**Aim of the task**
Arrange the lines starting with the one containing "data-point bbox=[354, 88, 361, 95]" and running through the end of the rows as a Markdown table with the columns No. and Line. Give each line a sequential number and omit blank lines.

**Bounding box annotations**
■ ■ ■ ■ ■
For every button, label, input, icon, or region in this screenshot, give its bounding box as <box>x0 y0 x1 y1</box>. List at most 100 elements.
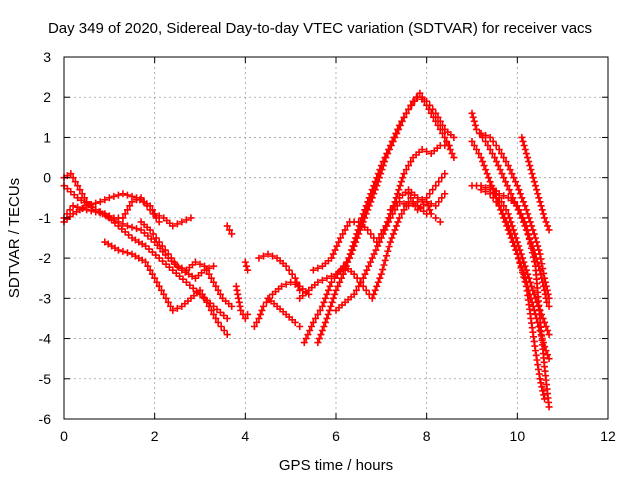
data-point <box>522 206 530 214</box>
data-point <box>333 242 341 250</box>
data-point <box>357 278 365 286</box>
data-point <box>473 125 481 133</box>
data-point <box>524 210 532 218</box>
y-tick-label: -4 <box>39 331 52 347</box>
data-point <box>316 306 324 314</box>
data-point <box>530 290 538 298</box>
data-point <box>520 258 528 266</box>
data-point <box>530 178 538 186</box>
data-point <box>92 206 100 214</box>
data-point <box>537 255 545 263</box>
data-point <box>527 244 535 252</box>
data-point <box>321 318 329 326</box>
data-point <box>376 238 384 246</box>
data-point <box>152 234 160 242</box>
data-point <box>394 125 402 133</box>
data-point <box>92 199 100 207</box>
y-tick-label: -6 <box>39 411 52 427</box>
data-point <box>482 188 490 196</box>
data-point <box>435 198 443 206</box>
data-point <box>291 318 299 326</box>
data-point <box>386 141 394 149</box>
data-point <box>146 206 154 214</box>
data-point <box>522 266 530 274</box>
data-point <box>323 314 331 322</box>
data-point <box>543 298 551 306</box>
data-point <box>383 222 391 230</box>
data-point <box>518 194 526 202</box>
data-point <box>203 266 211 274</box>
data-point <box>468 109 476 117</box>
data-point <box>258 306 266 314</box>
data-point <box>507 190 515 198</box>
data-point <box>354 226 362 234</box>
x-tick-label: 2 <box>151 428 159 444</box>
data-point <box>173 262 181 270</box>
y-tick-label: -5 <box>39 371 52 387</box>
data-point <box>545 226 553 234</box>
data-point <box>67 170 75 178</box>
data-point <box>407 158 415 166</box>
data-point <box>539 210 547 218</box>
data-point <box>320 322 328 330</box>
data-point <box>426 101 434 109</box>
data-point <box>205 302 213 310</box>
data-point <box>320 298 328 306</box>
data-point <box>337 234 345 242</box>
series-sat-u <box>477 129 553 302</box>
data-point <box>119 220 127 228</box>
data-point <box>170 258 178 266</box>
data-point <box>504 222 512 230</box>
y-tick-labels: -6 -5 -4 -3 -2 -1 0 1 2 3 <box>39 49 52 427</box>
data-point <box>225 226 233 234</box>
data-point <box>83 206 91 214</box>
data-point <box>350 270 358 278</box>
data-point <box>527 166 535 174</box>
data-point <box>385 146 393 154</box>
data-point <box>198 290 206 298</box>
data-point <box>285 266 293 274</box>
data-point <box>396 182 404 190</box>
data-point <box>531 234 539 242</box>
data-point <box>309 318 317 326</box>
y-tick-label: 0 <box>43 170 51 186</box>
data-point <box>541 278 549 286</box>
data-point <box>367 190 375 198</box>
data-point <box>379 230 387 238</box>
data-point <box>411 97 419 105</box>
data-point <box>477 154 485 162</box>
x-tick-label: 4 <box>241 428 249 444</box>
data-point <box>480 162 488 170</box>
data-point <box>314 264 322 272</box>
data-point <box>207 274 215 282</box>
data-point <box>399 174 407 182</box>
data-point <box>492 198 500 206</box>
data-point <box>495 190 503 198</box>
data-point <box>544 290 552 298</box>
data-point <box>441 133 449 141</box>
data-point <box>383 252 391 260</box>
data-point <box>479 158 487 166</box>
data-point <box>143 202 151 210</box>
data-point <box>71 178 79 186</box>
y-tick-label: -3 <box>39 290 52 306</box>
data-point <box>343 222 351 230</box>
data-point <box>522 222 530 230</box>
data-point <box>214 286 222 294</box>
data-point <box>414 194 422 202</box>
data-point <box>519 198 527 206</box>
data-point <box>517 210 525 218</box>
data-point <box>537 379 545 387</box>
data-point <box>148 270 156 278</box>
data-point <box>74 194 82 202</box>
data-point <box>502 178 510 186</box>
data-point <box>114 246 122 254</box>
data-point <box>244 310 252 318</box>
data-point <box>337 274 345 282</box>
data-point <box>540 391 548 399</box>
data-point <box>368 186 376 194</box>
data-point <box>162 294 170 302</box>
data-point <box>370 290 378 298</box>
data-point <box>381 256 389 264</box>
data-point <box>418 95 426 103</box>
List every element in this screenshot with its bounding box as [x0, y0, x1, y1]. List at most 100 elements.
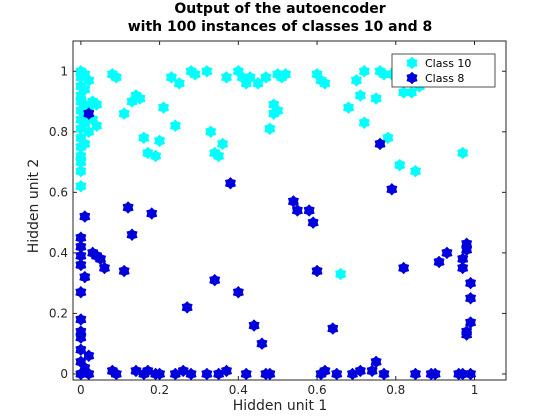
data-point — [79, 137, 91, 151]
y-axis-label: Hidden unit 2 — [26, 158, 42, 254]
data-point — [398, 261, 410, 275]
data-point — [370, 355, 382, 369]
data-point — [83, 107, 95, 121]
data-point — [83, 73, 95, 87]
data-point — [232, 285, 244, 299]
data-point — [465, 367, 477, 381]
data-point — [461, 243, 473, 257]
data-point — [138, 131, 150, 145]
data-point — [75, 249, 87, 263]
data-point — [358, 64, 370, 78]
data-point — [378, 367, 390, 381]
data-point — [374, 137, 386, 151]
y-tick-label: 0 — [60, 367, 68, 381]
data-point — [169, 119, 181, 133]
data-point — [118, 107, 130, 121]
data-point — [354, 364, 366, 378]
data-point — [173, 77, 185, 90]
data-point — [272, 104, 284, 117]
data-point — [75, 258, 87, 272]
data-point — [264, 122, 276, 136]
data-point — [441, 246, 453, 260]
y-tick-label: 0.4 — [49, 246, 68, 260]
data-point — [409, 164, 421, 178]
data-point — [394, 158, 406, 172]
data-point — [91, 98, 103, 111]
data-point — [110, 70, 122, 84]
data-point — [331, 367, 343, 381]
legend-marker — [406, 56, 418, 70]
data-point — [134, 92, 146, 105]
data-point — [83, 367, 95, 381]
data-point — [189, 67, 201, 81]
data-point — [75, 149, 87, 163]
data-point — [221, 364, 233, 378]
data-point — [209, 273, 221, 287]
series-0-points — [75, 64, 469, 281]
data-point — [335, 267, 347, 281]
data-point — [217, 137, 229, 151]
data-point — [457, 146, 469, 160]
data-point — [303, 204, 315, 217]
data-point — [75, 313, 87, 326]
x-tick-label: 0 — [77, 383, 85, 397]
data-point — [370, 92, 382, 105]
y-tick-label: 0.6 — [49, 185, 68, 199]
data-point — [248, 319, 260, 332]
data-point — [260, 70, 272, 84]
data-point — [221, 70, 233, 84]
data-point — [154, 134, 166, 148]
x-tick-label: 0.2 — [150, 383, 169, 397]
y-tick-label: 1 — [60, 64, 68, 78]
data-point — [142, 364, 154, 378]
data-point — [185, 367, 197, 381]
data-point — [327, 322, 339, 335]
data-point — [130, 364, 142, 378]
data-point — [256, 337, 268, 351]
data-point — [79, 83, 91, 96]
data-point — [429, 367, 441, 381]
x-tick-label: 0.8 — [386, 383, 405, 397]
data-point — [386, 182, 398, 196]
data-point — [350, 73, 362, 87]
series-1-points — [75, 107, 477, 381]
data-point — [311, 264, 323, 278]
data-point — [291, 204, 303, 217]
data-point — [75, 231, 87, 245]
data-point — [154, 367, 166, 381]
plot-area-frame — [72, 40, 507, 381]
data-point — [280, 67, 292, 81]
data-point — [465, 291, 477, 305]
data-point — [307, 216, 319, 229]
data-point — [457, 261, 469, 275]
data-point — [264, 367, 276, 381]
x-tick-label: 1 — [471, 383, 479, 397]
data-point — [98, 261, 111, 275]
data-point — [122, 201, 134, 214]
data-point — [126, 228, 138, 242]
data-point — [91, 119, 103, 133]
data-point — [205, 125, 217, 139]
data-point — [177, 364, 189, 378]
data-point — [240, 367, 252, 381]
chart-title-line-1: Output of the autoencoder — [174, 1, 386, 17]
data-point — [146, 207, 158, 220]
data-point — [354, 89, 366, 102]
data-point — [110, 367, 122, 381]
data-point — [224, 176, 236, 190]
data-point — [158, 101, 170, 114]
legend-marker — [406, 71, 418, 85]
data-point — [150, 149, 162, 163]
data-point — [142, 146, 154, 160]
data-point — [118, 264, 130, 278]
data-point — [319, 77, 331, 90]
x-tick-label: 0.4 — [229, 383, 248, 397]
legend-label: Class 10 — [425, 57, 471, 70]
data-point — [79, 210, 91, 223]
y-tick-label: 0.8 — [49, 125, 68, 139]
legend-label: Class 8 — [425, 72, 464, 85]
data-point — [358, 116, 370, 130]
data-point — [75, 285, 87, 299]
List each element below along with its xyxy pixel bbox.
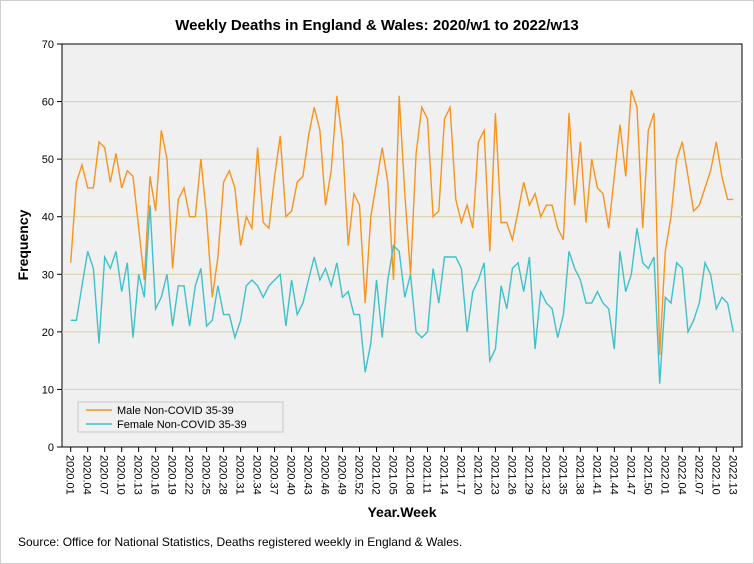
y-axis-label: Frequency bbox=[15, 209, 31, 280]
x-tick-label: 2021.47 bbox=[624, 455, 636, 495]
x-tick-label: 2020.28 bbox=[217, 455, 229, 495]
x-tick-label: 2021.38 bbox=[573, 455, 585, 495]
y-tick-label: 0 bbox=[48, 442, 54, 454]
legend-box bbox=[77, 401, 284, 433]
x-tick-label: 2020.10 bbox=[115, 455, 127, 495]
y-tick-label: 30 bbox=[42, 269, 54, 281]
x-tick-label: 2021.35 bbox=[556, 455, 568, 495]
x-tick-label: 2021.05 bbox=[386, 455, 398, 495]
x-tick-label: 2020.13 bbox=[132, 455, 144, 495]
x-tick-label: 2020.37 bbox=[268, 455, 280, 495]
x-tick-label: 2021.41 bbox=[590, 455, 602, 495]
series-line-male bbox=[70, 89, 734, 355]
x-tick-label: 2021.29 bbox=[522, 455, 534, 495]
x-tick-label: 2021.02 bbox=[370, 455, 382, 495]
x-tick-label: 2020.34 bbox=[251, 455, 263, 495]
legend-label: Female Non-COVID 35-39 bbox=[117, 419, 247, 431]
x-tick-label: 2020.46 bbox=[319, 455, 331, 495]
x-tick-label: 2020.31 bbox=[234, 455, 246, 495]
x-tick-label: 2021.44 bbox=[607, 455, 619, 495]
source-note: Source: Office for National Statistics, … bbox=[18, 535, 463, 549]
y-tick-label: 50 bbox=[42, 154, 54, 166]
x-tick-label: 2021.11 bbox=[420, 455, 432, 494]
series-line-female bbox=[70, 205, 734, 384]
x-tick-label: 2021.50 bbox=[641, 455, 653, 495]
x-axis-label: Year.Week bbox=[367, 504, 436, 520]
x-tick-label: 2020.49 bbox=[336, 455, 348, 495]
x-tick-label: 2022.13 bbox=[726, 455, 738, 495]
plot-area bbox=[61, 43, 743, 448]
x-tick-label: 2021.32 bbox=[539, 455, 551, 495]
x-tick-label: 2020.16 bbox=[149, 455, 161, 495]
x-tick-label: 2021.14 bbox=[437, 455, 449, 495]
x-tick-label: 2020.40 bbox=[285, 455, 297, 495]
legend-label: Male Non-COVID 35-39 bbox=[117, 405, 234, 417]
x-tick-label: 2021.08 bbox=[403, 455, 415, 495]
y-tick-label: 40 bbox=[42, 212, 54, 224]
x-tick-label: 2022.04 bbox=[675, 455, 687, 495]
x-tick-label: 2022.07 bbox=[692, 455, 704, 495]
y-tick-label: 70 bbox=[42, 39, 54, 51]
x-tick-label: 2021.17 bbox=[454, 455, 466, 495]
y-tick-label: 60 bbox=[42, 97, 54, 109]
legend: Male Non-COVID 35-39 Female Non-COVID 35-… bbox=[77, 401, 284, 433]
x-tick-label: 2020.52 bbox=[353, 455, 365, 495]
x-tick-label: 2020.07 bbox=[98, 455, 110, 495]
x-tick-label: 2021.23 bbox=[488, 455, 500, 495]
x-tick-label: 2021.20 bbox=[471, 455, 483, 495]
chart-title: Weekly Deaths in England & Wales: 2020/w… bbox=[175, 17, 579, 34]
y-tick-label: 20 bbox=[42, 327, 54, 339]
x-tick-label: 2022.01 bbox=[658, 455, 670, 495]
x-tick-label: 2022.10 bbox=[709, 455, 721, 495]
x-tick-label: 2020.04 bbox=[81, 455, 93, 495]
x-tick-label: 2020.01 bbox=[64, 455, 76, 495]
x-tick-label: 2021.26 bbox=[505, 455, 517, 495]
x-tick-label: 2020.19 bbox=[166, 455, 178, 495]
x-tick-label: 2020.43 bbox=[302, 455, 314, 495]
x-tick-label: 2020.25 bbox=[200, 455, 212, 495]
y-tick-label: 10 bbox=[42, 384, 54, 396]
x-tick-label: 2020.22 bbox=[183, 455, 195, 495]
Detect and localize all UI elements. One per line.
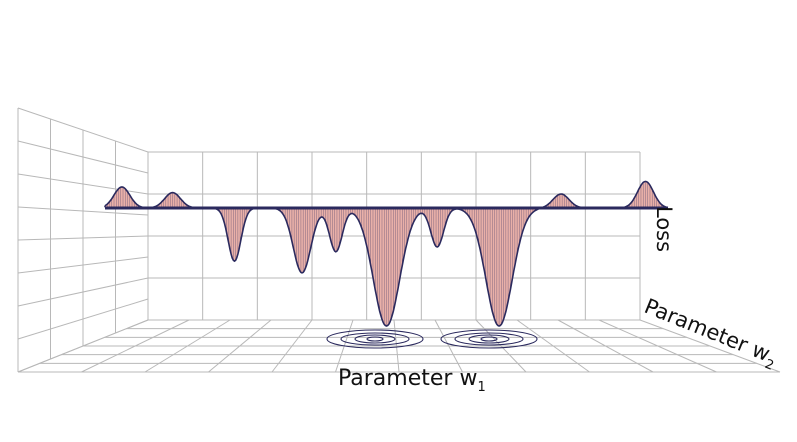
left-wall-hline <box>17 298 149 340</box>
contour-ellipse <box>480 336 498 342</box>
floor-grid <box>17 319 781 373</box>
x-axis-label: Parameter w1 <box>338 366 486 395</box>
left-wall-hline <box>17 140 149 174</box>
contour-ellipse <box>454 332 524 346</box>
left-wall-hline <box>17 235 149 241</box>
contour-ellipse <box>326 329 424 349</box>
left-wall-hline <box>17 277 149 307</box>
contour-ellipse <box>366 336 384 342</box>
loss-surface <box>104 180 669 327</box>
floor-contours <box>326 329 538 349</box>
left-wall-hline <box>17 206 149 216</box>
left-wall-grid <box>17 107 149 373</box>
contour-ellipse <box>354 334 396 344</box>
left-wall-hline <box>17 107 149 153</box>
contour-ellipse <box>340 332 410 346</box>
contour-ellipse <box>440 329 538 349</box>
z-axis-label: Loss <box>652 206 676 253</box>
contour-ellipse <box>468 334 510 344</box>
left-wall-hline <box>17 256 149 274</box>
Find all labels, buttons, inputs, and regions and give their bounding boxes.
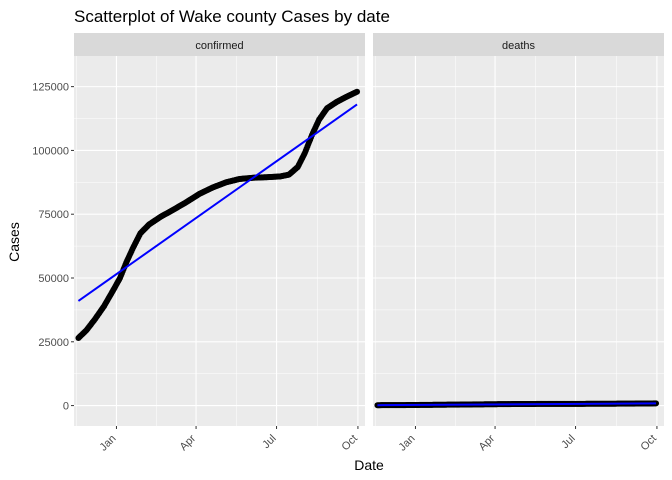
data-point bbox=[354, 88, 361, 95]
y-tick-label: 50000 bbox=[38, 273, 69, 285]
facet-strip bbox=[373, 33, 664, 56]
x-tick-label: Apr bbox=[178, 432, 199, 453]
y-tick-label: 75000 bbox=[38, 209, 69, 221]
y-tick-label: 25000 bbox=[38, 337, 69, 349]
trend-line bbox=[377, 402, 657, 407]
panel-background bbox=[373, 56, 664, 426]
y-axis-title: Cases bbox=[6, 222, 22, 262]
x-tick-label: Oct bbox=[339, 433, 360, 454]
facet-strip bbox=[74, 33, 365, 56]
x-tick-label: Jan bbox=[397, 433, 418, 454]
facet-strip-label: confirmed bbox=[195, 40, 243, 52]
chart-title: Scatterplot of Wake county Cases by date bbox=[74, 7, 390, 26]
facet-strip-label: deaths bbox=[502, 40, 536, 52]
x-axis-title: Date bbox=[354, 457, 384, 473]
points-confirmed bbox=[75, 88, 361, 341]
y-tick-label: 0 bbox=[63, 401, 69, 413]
■ ■ ■ ■ ■
**Result below**
| No. | Line |
|---|---|
| 1 | data-point bbox=[354, 88, 361, 95] |
| 2 | y-tick-label: 50000 bbox=[38, 273, 69, 285] |
| 3 | facet-strip bbox=[373, 33, 664, 56] |
| 4 | x-tick-label: Apr bbox=[178, 432, 199, 453] |
| 5 | y-tick-label: 75000 bbox=[38, 209, 69, 221] |
| 6 | y-tick-label: 25000 bbox=[38, 337, 69, 349] |
| 7 | trend-line bbox=[377, 402, 657, 407] |
| 8 | panel-background bbox=[373, 56, 664, 426] |
| 9 | y-axis-title: Cases bbox=[6, 222, 22, 262] |
| 10 | x-tick-label: Oct bbox=[339, 433, 360, 454] |
| 11 | facet-strip bbox=[74, 33, 365, 56] |
| 12 | x-tick-label: Jan bbox=[397, 433, 418, 454] |
| 13 | facet-strip-label: confirmed bbox=[195, 40, 243, 52] |
| 14 | chart-title: Scatterplot of Wake county Cases by date bbox=[74, 7, 390, 26] |
| 15 | facet-strip-label: deaths bbox=[502, 40, 536, 52] |
| 16 | x-axis-title: Date bbox=[354, 457, 384, 473] |
| 17 | points-confirmed bbox=[75, 88, 361, 341] |
| 18 | y-tick-label: 0 bbox=[63, 401, 69, 413] |